> What you have to do
Reproduce only the lines from the line containing "Read out every word on this page." to the end of the entries below, including both of those lines.
--- Start of Records for processing ---
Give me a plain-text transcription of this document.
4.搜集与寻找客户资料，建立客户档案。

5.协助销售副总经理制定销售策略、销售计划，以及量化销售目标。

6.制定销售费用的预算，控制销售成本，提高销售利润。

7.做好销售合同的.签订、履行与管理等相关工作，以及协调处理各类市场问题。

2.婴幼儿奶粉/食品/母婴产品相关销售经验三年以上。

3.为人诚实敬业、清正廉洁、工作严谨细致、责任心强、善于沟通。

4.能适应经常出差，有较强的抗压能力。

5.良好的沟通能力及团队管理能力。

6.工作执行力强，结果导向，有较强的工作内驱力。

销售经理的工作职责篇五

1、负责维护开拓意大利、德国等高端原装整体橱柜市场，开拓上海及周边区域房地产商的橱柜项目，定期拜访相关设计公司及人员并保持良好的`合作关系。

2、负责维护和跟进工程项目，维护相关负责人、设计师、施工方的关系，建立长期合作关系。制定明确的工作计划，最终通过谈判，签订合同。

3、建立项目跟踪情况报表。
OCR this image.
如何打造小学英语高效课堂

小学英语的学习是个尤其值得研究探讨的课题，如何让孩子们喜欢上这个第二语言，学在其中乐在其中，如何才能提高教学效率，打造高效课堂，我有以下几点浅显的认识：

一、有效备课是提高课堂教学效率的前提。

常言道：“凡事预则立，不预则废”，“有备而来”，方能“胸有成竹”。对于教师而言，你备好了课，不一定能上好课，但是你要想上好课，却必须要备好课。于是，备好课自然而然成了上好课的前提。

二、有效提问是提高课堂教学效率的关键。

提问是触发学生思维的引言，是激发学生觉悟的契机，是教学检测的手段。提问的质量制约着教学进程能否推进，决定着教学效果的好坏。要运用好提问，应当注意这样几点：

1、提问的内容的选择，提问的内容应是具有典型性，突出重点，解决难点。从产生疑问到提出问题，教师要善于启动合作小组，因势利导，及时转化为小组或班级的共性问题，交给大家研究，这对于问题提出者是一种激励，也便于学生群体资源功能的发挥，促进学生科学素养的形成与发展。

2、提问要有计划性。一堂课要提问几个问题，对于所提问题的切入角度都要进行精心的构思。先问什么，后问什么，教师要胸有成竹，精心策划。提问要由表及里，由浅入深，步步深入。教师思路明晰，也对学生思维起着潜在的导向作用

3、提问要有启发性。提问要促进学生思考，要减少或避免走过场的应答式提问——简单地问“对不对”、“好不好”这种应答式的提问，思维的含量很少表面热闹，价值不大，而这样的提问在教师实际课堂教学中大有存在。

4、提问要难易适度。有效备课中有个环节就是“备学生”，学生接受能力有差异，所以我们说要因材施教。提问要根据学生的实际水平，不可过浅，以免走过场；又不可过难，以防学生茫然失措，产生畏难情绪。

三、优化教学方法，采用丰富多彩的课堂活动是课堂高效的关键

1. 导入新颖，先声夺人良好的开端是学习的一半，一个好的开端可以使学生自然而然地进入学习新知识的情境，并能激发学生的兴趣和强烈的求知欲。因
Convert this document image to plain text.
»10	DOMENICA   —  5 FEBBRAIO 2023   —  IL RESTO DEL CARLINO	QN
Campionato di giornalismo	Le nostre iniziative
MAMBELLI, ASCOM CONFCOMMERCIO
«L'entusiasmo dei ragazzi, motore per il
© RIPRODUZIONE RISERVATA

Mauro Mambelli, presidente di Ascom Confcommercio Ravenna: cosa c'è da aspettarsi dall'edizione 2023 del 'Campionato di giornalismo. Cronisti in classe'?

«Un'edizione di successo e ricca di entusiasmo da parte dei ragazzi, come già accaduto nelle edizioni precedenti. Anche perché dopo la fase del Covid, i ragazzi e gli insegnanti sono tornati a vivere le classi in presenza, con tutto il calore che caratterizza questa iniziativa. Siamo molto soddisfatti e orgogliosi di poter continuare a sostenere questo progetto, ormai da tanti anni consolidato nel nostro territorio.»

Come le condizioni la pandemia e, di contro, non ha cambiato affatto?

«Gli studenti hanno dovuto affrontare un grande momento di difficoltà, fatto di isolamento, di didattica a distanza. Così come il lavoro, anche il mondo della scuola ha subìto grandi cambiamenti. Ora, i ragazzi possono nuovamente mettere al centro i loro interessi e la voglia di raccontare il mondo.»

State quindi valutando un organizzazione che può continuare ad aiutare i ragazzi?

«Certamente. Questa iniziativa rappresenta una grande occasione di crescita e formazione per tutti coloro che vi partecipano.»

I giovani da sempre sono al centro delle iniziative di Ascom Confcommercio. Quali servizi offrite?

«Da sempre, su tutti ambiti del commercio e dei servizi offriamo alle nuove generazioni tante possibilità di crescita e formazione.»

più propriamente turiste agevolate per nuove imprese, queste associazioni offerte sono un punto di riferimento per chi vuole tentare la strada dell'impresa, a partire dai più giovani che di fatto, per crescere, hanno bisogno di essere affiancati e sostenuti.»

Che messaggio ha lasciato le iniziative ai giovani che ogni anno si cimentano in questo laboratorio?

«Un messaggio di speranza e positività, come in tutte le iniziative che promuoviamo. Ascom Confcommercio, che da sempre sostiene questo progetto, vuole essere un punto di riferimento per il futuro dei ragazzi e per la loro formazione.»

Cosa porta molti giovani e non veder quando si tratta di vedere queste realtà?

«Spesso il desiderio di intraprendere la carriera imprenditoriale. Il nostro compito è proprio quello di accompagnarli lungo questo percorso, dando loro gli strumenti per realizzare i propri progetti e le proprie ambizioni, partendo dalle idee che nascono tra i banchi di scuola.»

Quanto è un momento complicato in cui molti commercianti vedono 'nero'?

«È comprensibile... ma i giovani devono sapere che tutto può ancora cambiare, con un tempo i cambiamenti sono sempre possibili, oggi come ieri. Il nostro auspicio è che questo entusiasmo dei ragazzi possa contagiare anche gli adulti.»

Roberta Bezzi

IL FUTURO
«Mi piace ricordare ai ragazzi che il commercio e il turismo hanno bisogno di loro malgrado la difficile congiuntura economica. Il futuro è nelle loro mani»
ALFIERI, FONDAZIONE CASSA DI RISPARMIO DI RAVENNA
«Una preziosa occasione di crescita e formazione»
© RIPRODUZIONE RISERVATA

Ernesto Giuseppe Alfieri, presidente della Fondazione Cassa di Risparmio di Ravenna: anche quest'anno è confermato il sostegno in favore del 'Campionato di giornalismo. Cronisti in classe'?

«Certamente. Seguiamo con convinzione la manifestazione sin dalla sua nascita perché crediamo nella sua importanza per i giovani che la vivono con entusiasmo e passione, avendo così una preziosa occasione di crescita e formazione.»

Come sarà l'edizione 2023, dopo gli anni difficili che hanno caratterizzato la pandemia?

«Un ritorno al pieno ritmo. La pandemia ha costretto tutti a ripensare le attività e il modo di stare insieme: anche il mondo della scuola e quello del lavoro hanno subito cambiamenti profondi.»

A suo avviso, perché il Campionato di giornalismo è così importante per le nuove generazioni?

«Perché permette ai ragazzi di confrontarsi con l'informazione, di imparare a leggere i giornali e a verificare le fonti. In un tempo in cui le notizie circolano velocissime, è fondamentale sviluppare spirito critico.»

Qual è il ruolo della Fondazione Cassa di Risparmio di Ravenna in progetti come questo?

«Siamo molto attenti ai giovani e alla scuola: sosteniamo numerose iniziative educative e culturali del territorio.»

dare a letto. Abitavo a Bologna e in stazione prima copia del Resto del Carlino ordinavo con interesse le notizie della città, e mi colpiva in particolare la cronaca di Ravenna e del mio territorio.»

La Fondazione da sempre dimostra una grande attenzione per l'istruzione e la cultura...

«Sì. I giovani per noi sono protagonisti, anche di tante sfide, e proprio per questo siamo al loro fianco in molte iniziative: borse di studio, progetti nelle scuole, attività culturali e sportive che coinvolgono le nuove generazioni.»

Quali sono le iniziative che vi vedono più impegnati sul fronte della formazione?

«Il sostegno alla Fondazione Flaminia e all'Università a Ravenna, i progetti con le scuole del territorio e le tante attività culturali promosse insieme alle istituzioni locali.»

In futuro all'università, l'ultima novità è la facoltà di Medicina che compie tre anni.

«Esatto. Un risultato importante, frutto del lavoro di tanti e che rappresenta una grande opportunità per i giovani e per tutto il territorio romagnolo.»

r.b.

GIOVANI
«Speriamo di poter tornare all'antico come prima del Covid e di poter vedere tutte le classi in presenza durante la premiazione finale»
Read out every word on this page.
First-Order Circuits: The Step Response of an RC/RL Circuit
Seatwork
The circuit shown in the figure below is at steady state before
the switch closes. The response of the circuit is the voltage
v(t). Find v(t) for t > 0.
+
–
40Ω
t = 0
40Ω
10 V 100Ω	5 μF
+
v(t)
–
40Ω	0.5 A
--- End of Records for processing ---
> Full output
Read out every word on this page.
First-Order Circuits: The Step Response of an RC/RL Circuit
Seatwork
The circuit shown in the figure below is at steady state before
the switch closes. The response of the circuit is the voltage
v(t). Find v(t) for t > 0.
+
–
40Ω
t = 0
40Ω
10 V 100Ω	5 μF
+
v(t)
–
40Ω	0.5 A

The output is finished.